What you have to do
Search the listing below for the string "daty" and copy every line where it occurs.

### Items

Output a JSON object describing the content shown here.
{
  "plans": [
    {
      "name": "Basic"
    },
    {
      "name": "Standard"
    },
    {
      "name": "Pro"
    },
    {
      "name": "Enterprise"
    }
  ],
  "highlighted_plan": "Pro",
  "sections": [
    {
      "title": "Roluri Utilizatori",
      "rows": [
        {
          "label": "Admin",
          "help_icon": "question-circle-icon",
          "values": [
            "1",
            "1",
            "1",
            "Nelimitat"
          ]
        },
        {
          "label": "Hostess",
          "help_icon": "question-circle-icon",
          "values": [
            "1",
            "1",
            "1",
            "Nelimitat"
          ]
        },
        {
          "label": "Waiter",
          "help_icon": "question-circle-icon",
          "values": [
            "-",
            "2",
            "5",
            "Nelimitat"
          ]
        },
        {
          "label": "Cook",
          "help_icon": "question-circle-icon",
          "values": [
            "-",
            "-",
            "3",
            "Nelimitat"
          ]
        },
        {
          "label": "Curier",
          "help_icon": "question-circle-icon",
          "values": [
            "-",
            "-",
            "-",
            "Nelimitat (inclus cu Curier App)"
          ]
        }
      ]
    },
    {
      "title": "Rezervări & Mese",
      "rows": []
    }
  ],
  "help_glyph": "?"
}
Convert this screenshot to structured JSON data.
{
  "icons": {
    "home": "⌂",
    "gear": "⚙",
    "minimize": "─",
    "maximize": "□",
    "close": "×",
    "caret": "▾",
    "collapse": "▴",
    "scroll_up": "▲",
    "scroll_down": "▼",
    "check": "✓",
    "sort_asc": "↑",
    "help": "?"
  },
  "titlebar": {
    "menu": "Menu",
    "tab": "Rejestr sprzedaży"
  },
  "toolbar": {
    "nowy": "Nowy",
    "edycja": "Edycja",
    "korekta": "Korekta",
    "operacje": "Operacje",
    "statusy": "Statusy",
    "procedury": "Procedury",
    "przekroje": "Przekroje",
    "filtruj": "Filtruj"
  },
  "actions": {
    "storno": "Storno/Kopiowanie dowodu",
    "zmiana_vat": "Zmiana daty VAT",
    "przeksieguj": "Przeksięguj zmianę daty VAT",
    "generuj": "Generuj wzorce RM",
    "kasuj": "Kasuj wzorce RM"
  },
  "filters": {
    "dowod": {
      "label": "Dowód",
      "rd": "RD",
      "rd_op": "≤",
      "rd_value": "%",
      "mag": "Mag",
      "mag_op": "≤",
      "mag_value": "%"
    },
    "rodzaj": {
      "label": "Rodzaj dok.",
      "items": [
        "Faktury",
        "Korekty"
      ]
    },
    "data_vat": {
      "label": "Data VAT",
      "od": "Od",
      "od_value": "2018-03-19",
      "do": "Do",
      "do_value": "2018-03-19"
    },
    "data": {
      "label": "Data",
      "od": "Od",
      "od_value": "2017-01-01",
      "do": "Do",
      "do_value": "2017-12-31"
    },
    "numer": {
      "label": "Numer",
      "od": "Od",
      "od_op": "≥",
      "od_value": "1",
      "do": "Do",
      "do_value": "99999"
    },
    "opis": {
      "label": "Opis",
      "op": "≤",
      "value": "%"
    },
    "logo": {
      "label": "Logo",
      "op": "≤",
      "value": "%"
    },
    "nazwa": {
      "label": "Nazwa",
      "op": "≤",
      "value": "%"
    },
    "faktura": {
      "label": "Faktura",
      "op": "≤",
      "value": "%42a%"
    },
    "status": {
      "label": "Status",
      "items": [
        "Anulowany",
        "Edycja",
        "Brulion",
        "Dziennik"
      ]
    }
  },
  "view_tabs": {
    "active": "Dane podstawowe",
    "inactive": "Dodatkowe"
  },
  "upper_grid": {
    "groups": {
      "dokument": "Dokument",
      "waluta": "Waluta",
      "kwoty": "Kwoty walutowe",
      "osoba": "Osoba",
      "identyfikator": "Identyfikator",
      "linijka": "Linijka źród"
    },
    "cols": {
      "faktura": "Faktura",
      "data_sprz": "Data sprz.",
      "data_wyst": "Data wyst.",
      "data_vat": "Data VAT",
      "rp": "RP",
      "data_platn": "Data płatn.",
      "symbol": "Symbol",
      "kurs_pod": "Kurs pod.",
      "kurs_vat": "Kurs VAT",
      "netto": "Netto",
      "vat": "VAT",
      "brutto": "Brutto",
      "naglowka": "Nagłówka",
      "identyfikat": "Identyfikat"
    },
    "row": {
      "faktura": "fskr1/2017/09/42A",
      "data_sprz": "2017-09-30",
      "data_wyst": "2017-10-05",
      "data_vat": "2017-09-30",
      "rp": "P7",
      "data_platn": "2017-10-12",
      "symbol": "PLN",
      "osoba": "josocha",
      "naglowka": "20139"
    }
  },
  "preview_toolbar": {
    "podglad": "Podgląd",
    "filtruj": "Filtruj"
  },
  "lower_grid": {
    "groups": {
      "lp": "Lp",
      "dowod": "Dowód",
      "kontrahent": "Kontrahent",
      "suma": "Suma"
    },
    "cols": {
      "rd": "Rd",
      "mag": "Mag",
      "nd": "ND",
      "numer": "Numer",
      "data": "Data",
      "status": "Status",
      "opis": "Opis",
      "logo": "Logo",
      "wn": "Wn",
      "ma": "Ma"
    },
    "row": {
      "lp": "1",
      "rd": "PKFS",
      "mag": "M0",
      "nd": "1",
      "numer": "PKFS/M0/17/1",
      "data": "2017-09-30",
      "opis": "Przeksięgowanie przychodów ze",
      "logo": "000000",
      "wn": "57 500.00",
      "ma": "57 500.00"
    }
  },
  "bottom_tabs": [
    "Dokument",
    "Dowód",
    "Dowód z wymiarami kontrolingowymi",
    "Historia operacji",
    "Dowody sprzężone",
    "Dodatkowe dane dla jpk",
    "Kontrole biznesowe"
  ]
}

######

Expected output
    "zmiana_vat": "Zmiana daty VAT",
    "przeksieguj": "Przeksięguj zmianę daty VAT",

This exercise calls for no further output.